Gather up the lines that contain "color".

__Material supplied__.
· · · · ·

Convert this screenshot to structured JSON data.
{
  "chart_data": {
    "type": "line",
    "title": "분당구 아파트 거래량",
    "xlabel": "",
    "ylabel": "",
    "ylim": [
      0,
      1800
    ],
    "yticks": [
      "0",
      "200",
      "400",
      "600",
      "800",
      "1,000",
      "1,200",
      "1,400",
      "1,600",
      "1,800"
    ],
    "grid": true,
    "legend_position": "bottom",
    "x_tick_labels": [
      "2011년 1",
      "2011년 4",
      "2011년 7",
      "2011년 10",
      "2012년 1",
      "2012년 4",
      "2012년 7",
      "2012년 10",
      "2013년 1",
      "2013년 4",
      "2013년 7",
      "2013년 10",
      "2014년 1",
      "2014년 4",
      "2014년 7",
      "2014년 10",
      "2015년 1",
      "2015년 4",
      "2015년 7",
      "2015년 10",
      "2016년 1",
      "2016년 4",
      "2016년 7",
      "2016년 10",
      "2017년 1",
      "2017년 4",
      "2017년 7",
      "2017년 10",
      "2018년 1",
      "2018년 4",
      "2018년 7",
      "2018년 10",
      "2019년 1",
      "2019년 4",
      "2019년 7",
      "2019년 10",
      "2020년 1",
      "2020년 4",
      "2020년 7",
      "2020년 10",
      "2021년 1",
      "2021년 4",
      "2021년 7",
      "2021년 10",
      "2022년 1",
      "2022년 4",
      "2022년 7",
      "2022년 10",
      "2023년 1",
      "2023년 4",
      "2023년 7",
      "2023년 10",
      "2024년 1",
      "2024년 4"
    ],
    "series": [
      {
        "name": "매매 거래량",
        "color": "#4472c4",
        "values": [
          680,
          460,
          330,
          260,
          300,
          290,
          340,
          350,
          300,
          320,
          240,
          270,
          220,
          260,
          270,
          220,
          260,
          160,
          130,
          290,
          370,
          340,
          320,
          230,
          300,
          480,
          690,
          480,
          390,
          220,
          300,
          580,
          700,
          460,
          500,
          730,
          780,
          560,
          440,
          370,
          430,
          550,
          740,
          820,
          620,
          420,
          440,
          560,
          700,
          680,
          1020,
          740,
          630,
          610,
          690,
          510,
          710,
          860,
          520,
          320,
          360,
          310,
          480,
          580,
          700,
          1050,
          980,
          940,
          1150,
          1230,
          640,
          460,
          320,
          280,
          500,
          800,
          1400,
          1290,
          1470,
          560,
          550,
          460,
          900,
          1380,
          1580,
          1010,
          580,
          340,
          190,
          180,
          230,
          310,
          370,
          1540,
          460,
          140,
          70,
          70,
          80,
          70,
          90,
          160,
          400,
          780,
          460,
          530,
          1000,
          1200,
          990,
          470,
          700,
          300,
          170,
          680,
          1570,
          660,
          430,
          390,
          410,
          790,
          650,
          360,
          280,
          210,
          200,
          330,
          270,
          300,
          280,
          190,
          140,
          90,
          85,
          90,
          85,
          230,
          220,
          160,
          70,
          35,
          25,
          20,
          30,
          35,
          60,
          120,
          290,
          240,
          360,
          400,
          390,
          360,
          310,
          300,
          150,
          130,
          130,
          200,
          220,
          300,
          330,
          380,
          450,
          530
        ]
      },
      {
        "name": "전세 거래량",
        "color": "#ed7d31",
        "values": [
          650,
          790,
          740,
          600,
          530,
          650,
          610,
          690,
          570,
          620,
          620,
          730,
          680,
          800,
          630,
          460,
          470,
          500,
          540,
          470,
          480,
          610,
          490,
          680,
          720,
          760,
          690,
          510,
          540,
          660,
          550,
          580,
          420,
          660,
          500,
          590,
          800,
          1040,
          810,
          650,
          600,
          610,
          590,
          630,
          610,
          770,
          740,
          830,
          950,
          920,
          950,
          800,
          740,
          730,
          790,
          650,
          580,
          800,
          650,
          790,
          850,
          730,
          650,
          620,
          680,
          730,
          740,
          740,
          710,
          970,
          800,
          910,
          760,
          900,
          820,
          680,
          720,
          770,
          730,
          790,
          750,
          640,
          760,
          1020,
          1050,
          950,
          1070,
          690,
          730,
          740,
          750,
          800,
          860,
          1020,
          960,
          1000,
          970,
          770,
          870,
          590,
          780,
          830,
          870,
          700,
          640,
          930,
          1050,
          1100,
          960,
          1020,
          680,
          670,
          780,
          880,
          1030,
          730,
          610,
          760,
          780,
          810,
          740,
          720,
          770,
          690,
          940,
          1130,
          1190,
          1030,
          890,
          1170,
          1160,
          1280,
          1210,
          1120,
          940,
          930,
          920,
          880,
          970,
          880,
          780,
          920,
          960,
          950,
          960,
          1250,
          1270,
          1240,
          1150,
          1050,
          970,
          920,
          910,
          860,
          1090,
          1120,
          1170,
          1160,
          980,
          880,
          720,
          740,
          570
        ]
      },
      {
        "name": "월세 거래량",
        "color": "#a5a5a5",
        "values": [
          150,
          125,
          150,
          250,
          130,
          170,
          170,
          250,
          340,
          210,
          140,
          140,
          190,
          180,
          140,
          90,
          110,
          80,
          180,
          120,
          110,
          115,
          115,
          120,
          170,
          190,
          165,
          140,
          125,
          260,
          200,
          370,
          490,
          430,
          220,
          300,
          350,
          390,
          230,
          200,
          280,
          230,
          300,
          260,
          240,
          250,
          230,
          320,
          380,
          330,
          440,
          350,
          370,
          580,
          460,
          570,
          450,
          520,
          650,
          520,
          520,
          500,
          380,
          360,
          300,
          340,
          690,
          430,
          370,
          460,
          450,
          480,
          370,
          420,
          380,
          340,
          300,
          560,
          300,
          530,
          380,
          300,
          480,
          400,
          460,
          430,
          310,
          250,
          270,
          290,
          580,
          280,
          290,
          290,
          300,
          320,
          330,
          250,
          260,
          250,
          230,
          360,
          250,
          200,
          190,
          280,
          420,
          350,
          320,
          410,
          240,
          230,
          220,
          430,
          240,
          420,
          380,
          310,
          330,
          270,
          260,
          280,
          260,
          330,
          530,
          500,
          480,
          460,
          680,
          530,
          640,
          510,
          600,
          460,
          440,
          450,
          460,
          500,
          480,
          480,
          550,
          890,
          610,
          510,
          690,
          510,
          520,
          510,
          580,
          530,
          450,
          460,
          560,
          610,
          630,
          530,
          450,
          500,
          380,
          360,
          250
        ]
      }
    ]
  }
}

· · · · ·

__Solution to the problem__.
        "color": "#4472c4",
        "color": "#ed7d31",
        "color": "#a5a5a5",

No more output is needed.